ShiqiYu / OpenGait

A flexible and extensible framework for gait recognition. You can focus on designing your own models and comparing with state-of-the-arts easily with the help of OpenGait.
665 stars 154 forks source link

Some confusion when using GradScaler with multiple optimizer #147

Closed enemy1205 closed 8 months ago

enemy1205 commented 11 months ago

If I want to use multiple optimizers and use AMP ,I inherited and rewrote the other relevant code but ran into problems with the gradient backwards here Original:

        if self.engine_cfg['enable_float16']:
            self.Scaler.scale(loss_sum).backward()
            self.Scaler.step(self.optimizer)
            scale = self.Scaler.get_scale()
            self.Scaler.update()
            # Warning caused by optimizer skip when NaN
            # https://discuss.pytorch.org/t/optimizer-step-before-lr-scheduler-step-error-using-gradscaler/92930/5
            if scale != self.Scaler.get_scale():
                self.msg_mgr.log_debug("Training step skip. Expected the former scale equals to the present, got {} and {}".format(
                    scale, self.Scaler.get_scale()))

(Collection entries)
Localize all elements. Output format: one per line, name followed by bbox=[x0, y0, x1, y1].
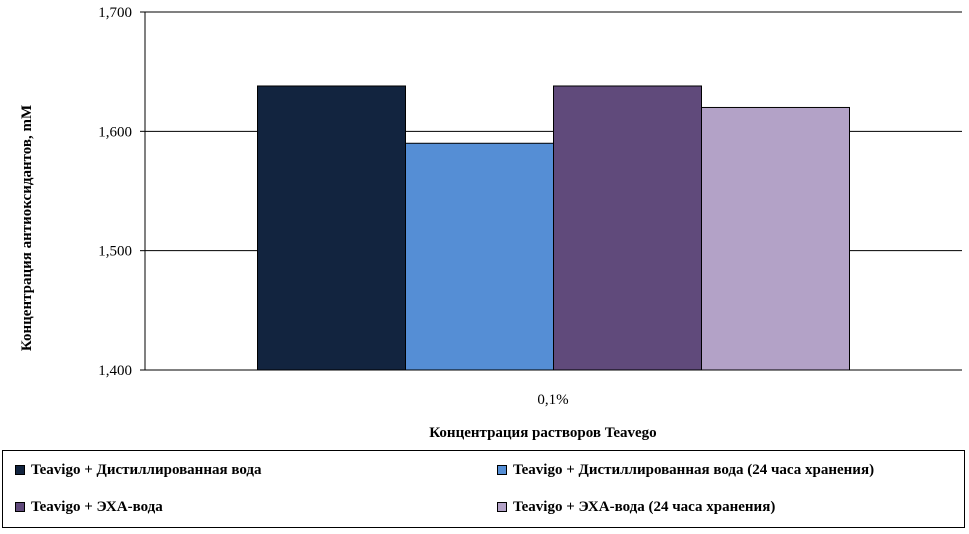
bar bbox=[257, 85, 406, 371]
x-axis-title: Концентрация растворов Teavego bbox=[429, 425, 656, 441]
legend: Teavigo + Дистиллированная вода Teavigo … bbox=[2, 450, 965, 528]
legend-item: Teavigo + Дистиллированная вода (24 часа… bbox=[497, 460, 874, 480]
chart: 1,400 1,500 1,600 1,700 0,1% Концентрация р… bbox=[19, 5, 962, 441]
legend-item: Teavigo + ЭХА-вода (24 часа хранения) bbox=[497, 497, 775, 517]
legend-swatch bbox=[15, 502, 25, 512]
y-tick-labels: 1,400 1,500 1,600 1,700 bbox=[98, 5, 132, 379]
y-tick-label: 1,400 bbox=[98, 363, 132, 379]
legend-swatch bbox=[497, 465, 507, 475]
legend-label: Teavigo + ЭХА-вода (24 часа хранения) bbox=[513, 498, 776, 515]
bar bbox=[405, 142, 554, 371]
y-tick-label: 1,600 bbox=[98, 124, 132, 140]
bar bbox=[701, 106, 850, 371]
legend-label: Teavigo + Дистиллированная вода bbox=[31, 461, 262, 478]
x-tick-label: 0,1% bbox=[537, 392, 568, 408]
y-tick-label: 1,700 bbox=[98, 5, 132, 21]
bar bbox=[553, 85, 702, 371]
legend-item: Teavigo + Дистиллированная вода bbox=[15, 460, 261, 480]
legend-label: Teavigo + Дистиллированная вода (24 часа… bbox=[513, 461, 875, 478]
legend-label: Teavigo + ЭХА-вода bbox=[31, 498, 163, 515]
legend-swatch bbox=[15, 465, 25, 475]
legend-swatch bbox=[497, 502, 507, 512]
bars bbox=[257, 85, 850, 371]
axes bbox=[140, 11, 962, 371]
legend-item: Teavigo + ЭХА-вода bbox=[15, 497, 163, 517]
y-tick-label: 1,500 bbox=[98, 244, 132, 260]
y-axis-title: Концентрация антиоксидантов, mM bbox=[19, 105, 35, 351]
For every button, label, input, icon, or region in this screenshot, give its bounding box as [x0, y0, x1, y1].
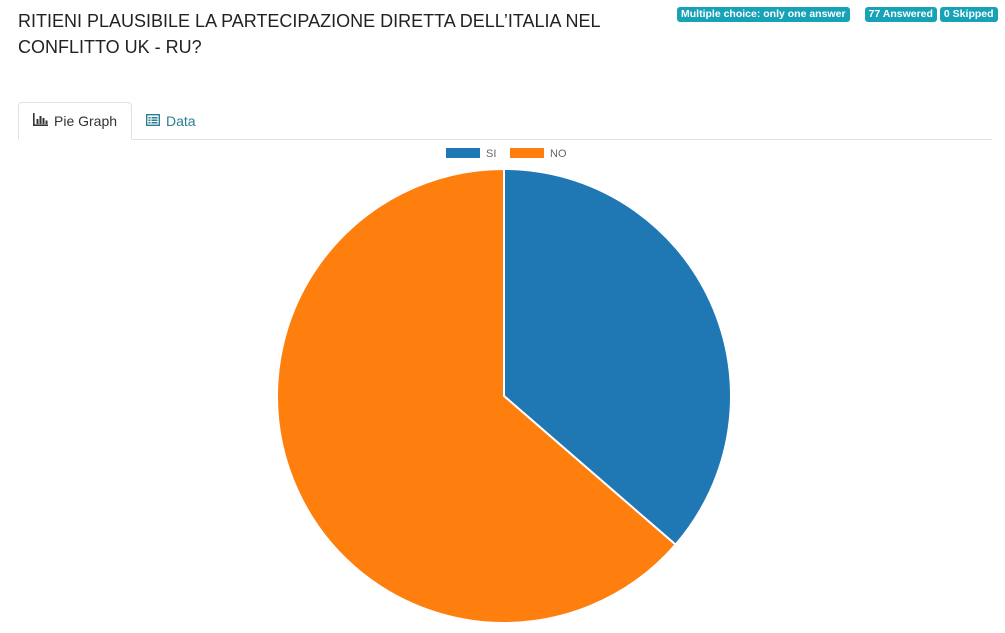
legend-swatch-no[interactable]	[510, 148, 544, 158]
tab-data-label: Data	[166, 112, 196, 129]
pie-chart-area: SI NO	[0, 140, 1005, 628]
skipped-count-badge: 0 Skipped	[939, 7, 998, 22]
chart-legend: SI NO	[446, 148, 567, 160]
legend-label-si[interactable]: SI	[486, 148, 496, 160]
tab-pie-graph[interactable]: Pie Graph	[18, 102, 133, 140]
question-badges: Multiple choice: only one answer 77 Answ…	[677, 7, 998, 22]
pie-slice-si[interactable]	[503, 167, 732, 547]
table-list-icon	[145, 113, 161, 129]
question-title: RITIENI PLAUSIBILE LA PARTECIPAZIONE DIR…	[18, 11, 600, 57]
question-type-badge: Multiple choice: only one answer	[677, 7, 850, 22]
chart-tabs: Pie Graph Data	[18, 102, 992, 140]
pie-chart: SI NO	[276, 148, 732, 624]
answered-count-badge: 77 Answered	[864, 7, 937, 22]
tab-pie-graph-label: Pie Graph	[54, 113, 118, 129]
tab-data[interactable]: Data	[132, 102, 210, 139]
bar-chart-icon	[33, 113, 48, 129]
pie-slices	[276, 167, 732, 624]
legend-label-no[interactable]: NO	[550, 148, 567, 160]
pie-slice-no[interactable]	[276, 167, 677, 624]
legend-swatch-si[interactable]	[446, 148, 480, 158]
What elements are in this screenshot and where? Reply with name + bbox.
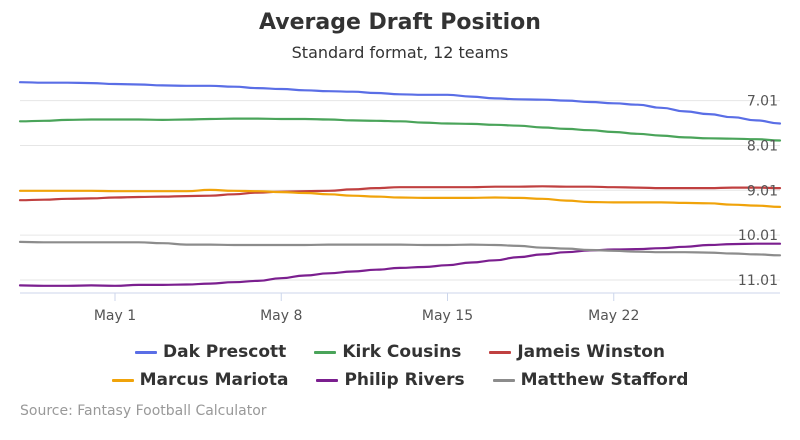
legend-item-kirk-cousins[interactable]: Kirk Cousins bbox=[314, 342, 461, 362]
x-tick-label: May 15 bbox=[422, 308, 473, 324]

* [GIVEN EXERCISE 1]:
Duplicate the GradScaler issue from "Some confusion when" to "self.Scaler.update()".
* [GIVEN EXERCISE 2]:
In the GradScaler issue, which engine configuration key does the code check before using the scaler?

* [RESPONSE 1]:
Some confusion when using GradScaler with multiple optimizer #147

Closed enemy1205 closed 8 months ago

enemy1205 commented 11 months ago

If I want to use multiple optimizers and use AMP ,I inherited and rewrote the other relevant code but ran into problems with the gradient backwards here Original:

        if self.engine_cfg['enable_float16']:
            self.Scaler.scale(loss_sum).backward()
            self.Scaler.step(self.optimizer)
            scale = self.Scaler.get_scale()
            self.Scaler.update()

* [RESPONSE 2]:
enable_float16